Given entries:
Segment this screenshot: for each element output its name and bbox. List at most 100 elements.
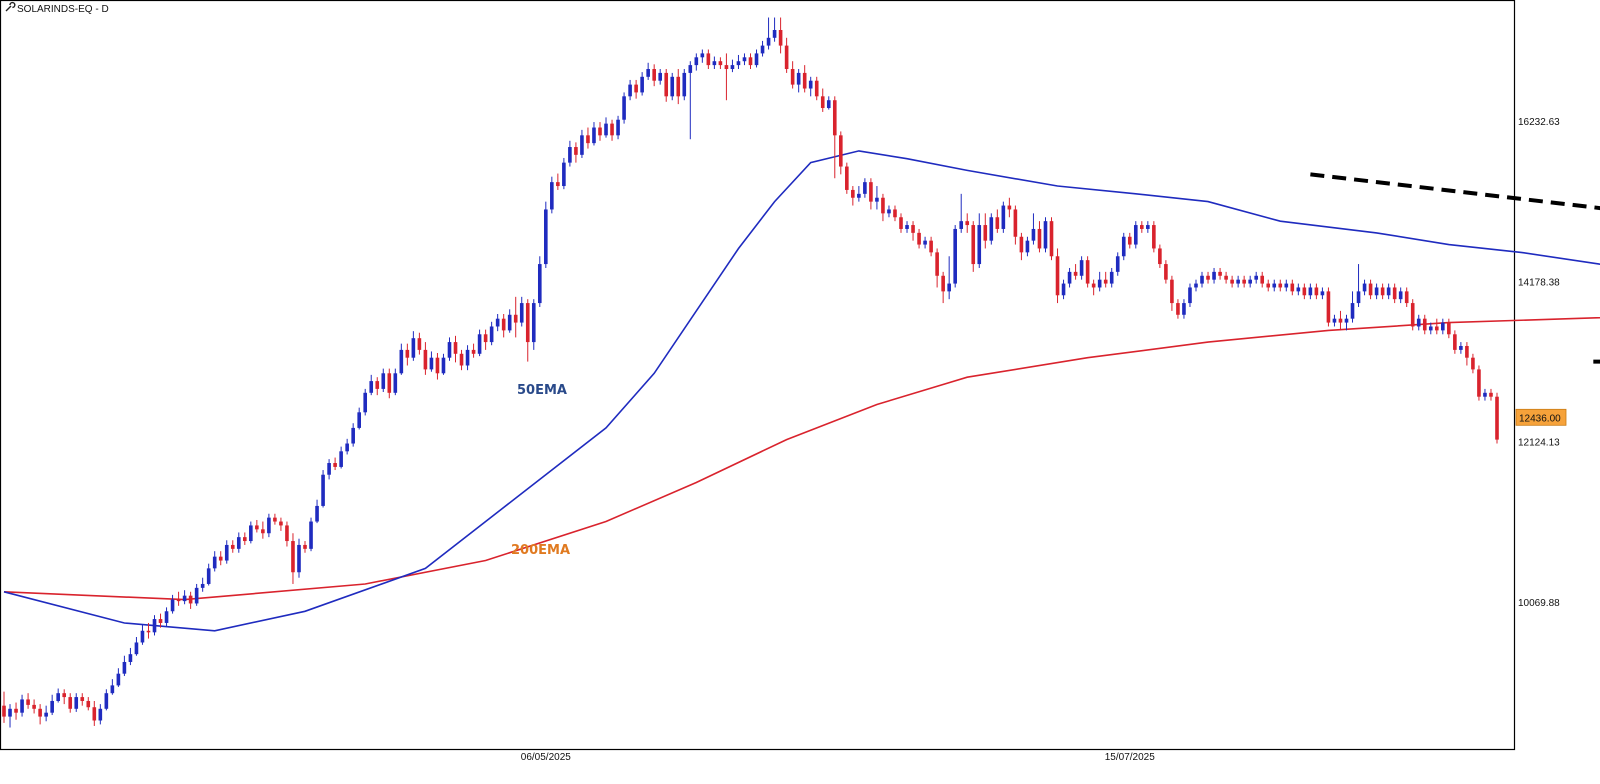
candle[interactable]: [1350, 291, 1355, 323]
candle[interactable]: [598, 122, 602, 141]
candle[interactable]: [1374, 283, 1379, 300]
candle[interactable]: [989, 213, 994, 245]
candle[interactable]: [26, 693, 30, 709]
candle[interactable]: [826, 96, 831, 110]
candle[interactable]: [537, 256, 542, 307]
candle[interactable]: [1278, 279, 1283, 292]
candle[interactable]: [519, 296, 524, 327]
candle[interactable]: [345, 438, 349, 455]
candle[interactable]: [1266, 279, 1271, 292]
candle[interactable]: [465, 345, 470, 371]
candle[interactable]: [1290, 279, 1295, 296]
candle[interactable]: [1013, 205, 1018, 245]
candle[interactable]: [1320, 287, 1325, 300]
candle[interactable]: [923, 236, 927, 249]
candle[interactable]: [140, 624, 145, 645]
candle[interactable]: [104, 689, 109, 711]
candle[interactable]: [544, 201, 548, 268]
candle[interactable]: [495, 314, 500, 332]
candle[interactable]: [279, 517, 283, 531]
candle[interactable]: [1212, 267, 1216, 284]
candle[interactable]: [297, 538, 301, 578]
candle[interactable]: [736, 54, 741, 70]
candle[interactable]: [796, 69, 801, 93]
candle[interactable]: [339, 446, 343, 469]
candle[interactable]: [586, 127, 590, 149]
candle[interactable]: [670, 72, 675, 101]
candle[interactable]: [959, 193, 964, 233]
candle[interactable]: [1007, 197, 1012, 218]
candle[interactable]: [1447, 318, 1451, 339]
resistance-trendline[interactable]: [1310, 172, 1600, 272]
candle[interactable]: [845, 162, 849, 194]
candle[interactable]: [971, 221, 976, 272]
candle[interactable]: [706, 49, 711, 70]
candle[interactable]: [218, 551, 223, 566]
candle[interactable]: [1338, 310, 1343, 331]
candle[interactable]: [447, 337, 452, 361]
candle[interactable]: [604, 117, 608, 138]
candle[interactable]: [646, 62, 650, 80]
candle[interactable]: [255, 519, 259, 533]
candle[interactable]: [832, 96, 837, 179]
candle[interactable]: [50, 694, 54, 716]
candle[interactable]: [1236, 275, 1240, 288]
candle[interactable]: [1495, 392, 1499, 444]
candle[interactable]: [230, 540, 235, 553]
candle[interactable]: [405, 343, 410, 366]
candle[interactable]: [1097, 271, 1102, 292]
candle[interactable]: [236, 532, 241, 553]
candle[interactable]: [682, 69, 687, 101]
candle[interactable]: [212, 551, 217, 572]
candle[interactable]: [387, 368, 392, 399]
candle[interactable]: [224, 540, 229, 564]
candle[interactable]: [351, 423, 355, 447]
candle[interactable]: [1368, 279, 1373, 300]
candle[interactable]: [170, 594, 175, 614]
candle[interactable]: [1001, 201, 1006, 233]
candle[interactable]: [628, 79, 632, 101]
candle[interactable]: [381, 368, 386, 393]
candle[interactable]: [610, 119, 614, 141]
candle[interactable]: [1416, 314, 1421, 331]
candle[interactable]: [634, 79, 638, 99]
candle[interactable]: [471, 343, 476, 358]
candle[interactable]: [802, 65, 807, 93]
candle[interactable]: [128, 647, 133, 666]
candle[interactable]: [357, 407, 361, 430]
candle[interactable]: [291, 533, 295, 584]
candle[interactable]: [1031, 213, 1036, 245]
candle[interactable]: [158, 613, 163, 628]
candle[interactable]: [1380, 283, 1385, 300]
candle[interactable]: [1103, 271, 1108, 288]
candle[interactable]: [1248, 275, 1252, 288]
candle[interactable]: [1284, 279, 1289, 292]
candle[interactable]: [899, 213, 903, 233]
candle[interactable]: [929, 236, 933, 257]
candle[interactable]: [1121, 232, 1126, 261]
candle[interactable]: [92, 700, 97, 726]
candle[interactable]: [857, 186, 861, 202]
candle[interactable]: [1428, 322, 1433, 335]
candle[interactable]: [784, 37, 789, 73]
candle[interactable]: [20, 694, 24, 717]
candle[interactable]: [315, 499, 319, 524]
candle[interactable]: [838, 131, 843, 175]
candle[interactable]: [1115, 252, 1120, 276]
candle[interactable]: [1019, 232, 1024, 261]
candle[interactable]: [1067, 267, 1072, 288]
candle[interactable]: [68, 693, 73, 713]
candle[interactable]: [550, 176, 554, 214]
candle[interactable]: [820, 88, 825, 112]
candle[interactable]: [640, 72, 644, 96]
candle[interactable]: [1055, 248, 1060, 304]
candle[interactable]: [1218, 267, 1222, 280]
candle[interactable]: [321, 470, 325, 508]
candle[interactable]: [808, 76, 813, 97]
candle[interactable]: [1164, 260, 1168, 284]
candle[interactable]: [574, 142, 578, 163]
candle[interactable]: [423, 342, 428, 375]
candle[interactable]: [1392, 283, 1397, 304]
candle[interactable]: [1037, 221, 1042, 253]
candle[interactable]: [652, 64, 656, 87]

What you have to do: Please rewrite all of the material above with every "candle" changed to "candlestick" and nothing else altered. Leave out the pictures.

Solved exercise:
Segment this screenshot: for each element output its name and bbox. List at most 100 elements.
candlestick[interactable]: [1350, 291, 1355, 323]
candlestick[interactable]: [598, 122, 602, 141]
candlestick[interactable]: [1374, 283, 1379, 300]
candlestick[interactable]: [989, 213, 994, 245]
candlestick[interactable]: [26, 693, 30, 709]
candlestick[interactable]: [826, 96, 831, 110]
candlestick[interactable]: [537, 256, 542, 307]
candlestick[interactable]: [1278, 279, 1283, 292]
candlestick[interactable]: [519, 296, 524, 327]
candlestick[interactable]: [345, 438, 349, 455]
candlestick[interactable]: [1266, 279, 1271, 292]
candlestick[interactable]: [465, 345, 470, 371]
candlestick[interactable]: [1290, 279, 1295, 296]
candlestick[interactable]: [1013, 205, 1018, 245]
candlestick[interactable]: [1320, 287, 1325, 300]
candlestick[interactable]: [923, 236, 927, 249]
candlestick[interactable]: [140, 624, 145, 645]
candlestick[interactable]: [104, 689, 109, 711]
candlestick[interactable]: [544, 201, 548, 268]
candlestick[interactable]: [495, 314, 500, 332]
candlestick[interactable]: [279, 517, 283, 531]
candlestick[interactable]: [1212, 267, 1216, 284]
candlestick[interactable]: [297, 538, 301, 578]
candlestick[interactable]: [736, 54, 741, 70]
candlestick[interactable]: [796, 69, 801, 93]
candlestick[interactable]: [339, 446, 343, 469]
candlestick[interactable]: [586, 127, 590, 149]
candlestick[interactable]: [670, 72, 675, 101]
candlestick[interactable]: [959, 193, 964, 233]
candlestick[interactable]: [1007, 197, 1012, 218]
candlestick[interactable]: [1447, 318, 1451, 339]
resistance-trendline[interactable]: [1310, 172, 1600, 272]
candlestick[interactable]: [845, 162, 849, 194]
candlestick[interactable]: [971, 221, 976, 272]
candlestick[interactable]: [706, 49, 711, 70]
candlestick[interactable]: [218, 551, 223, 566]
candlestick[interactable]: [1338, 310, 1343, 331]
candlestick[interactable]: [447, 337, 452, 361]
candlestick[interactable]: [604, 117, 608, 138]
candlestick[interactable]: [646, 62, 650, 80]
candlestick[interactable]: [255, 519, 259, 533]
candlestick[interactable]: [832, 96, 837, 179]
candlestick[interactable]: [50, 694, 54, 716]
candlestick[interactable]: [1236, 275, 1240, 288]
candlestick[interactable]: [1495, 392, 1499, 444]
candlestick[interactable]: [230, 540, 235, 553]
candlestick[interactable]: [405, 343, 410, 366]
candlestick[interactable]: [1097, 271, 1102, 292]
candlestick[interactable]: [236, 532, 241, 553]
candlestick[interactable]: [682, 69, 687, 101]
candlestick[interactable]: [212, 551, 217, 572]
candlestick[interactable]: [387, 368, 392, 399]
candlestick[interactable]: [224, 540, 229, 564]
candlestick[interactable]: [351, 423, 355, 447]
candlestick[interactable]: [1368, 279, 1373, 300]
candlestick[interactable]: [170, 594, 175, 614]
candlestick[interactable]: [1001, 201, 1006, 233]
candlestick[interactable]: [628, 79, 632, 101]
candlestick[interactable]: [381, 368, 386, 393]
candlestick[interactable]: [610, 119, 614, 141]
candlestick[interactable]: [1416, 314, 1421, 331]
candlestick[interactable]: [634, 79, 638, 99]
candlestick[interactable]: [471, 343, 476, 358]
candlestick[interactable]: [802, 65, 807, 93]
candlestick[interactable]: [128, 647, 133, 666]
candlestick[interactable]: [357, 407, 361, 430]
candlestick[interactable]: [291, 533, 295, 584]
candlestick[interactable]: [1031, 213, 1036, 245]
candlestick[interactable]: [158, 613, 163, 628]
candlestick[interactable]: [1380, 283, 1385, 300]
candlestick[interactable]: [1103, 271, 1108, 288]
candlestick[interactable]: [1248, 275, 1252, 288]
candlestick[interactable]: [1284, 279, 1289, 292]
candlestick[interactable]: [899, 213, 903, 233]
candlestick[interactable]: [929, 236, 933, 257]
candlestick[interactable]: [1121, 232, 1126, 261]
candlestick[interactable]: [92, 700, 97, 726]
candlestick[interactable]: [857, 186, 861, 202]
candlestick[interactable]: [1428, 322, 1433, 335]
candlestick[interactable]: [784, 37, 789, 73]
candlestick[interactable]: [20, 694, 24, 717]
candlestick[interactable]: [315, 499, 319, 524]
candlestick[interactable]: [838, 131, 843, 175]
candlestick[interactable]: [1115, 252, 1120, 276]
candlestick[interactable]: [1019, 232, 1024, 261]
candlestick[interactable]: [1067, 267, 1072, 288]
candlestick[interactable]: [68, 693, 73, 713]
candlestick[interactable]: [550, 176, 554, 214]
candlestick[interactable]: [820, 88, 825, 112]
candlestick[interactable]: [640, 72, 644, 96]
candlestick[interactable]: [1055, 248, 1060, 304]
candlestick[interactable]: [1218, 267, 1222, 280]
candlestick[interactable]: [321, 470, 325, 508]
candlestick[interactable]: [808, 76, 813, 97]
candlestick[interactable]: [1164, 260, 1168, 284]
candlestick[interactable]: [574, 142, 578, 163]
candlestick[interactable]: [423, 342, 428, 375]
candlestick[interactable]: [1392, 283, 1397, 304]
candlestick[interactable]: [1037, 221, 1042, 253]
candlestick[interactable]: [652, 64, 656, 87]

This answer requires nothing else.